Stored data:
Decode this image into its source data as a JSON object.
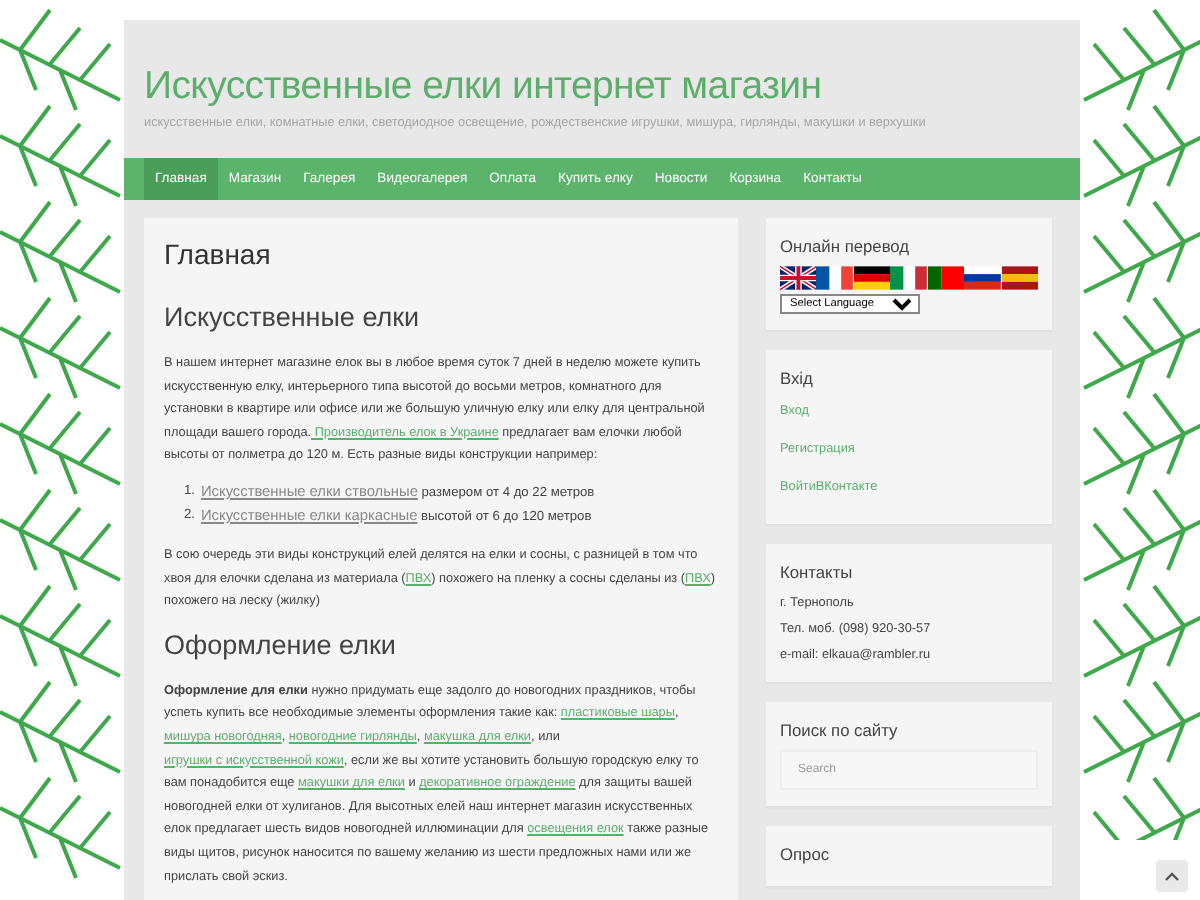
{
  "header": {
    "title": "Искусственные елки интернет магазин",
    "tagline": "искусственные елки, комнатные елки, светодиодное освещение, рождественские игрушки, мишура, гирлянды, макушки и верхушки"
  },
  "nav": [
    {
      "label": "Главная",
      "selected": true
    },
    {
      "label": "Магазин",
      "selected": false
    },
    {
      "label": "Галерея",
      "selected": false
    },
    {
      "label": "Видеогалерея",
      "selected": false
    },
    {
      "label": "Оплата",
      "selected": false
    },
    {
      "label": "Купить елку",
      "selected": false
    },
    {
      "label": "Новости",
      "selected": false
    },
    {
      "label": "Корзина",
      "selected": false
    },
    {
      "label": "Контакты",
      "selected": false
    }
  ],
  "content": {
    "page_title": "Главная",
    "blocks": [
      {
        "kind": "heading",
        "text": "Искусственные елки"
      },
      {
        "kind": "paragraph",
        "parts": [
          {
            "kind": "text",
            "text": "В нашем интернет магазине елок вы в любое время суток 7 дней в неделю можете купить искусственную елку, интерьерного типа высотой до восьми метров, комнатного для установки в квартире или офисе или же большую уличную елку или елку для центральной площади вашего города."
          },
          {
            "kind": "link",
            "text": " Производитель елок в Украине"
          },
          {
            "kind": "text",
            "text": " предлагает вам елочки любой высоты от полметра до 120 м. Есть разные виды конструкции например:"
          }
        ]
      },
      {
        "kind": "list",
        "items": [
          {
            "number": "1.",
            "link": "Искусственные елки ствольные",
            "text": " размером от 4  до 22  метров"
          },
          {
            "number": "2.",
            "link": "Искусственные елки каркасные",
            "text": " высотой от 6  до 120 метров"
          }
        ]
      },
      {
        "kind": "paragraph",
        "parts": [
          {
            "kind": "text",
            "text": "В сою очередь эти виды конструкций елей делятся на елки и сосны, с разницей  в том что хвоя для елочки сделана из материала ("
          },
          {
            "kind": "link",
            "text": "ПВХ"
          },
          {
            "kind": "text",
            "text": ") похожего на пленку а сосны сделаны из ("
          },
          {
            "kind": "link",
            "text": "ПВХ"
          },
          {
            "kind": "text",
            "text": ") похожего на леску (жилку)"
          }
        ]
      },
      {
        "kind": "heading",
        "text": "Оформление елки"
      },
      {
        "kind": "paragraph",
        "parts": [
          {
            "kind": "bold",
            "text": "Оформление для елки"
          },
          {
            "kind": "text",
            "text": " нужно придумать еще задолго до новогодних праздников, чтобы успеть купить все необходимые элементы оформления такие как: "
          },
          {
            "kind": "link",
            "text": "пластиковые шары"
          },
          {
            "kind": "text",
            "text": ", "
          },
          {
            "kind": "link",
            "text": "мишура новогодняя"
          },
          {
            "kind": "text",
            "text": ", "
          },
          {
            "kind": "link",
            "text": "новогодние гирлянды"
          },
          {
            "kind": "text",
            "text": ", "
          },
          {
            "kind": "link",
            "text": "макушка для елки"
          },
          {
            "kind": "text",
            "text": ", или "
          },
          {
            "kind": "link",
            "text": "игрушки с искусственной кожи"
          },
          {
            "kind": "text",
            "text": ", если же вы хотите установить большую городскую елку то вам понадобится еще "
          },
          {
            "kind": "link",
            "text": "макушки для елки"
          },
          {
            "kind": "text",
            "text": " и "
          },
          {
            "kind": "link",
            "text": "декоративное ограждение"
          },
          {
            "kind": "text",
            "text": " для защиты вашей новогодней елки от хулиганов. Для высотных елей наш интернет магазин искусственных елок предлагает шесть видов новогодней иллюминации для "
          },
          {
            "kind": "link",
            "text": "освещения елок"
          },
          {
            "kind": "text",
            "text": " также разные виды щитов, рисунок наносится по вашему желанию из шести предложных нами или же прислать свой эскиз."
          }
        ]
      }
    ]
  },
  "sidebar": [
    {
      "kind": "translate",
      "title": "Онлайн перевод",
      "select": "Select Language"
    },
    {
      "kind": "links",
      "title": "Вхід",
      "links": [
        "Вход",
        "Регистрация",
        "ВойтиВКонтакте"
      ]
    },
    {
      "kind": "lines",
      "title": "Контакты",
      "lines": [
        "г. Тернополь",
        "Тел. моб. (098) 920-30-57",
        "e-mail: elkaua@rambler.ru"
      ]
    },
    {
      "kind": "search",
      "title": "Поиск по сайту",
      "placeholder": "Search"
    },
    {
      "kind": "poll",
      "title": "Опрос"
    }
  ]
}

==

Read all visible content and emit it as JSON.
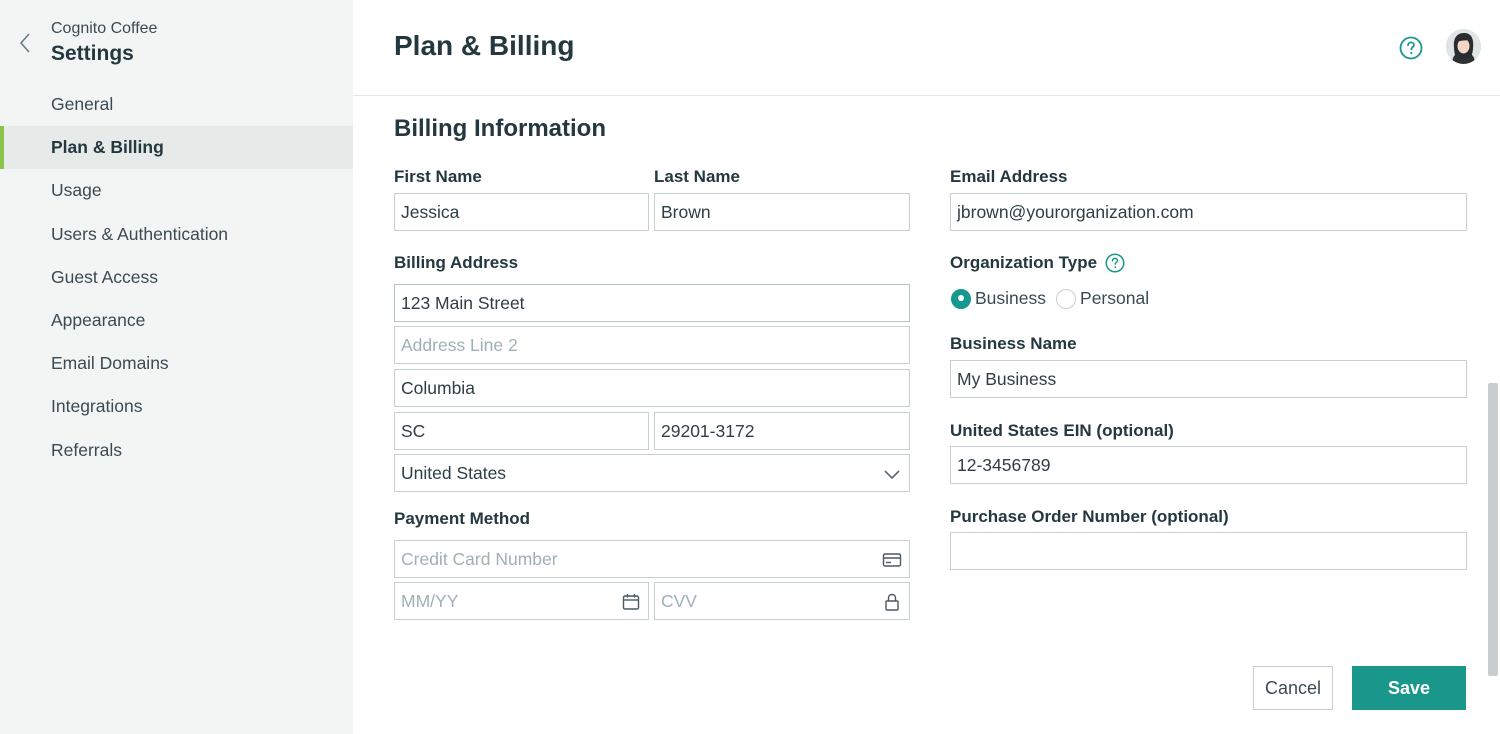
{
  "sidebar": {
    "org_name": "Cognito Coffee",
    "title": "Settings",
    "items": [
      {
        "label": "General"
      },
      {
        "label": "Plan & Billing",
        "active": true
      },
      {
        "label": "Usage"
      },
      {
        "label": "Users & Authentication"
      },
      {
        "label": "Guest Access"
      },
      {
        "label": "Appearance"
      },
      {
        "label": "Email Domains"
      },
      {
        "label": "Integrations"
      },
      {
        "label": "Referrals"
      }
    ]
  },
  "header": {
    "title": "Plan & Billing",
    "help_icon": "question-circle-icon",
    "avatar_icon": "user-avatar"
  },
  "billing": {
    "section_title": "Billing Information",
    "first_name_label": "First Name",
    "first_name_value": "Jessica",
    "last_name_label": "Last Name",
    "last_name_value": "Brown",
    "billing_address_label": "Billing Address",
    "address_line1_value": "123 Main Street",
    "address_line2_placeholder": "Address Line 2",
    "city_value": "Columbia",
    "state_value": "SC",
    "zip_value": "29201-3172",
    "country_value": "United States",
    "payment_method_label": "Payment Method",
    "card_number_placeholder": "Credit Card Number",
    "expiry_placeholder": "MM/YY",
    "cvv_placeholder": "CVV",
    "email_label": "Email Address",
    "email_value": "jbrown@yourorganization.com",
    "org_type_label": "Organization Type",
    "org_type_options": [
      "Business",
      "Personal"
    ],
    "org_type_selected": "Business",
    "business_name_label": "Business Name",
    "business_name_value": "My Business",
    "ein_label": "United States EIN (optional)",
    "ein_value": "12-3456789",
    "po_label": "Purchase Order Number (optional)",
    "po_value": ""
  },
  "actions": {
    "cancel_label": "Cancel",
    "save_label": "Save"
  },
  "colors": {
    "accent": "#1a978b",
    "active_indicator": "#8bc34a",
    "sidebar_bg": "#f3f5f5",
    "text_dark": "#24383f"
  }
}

Given request: Lines that hold the word "гирлянды" are the ones to return, every one of them.

Solution:
    "tagline": "искусственные елки, комнатные елки, светодиодное освещение, рождественские игрушки, мишура, гирлянды, макушки и верхушки"
            "text": "новогодние гирлянды"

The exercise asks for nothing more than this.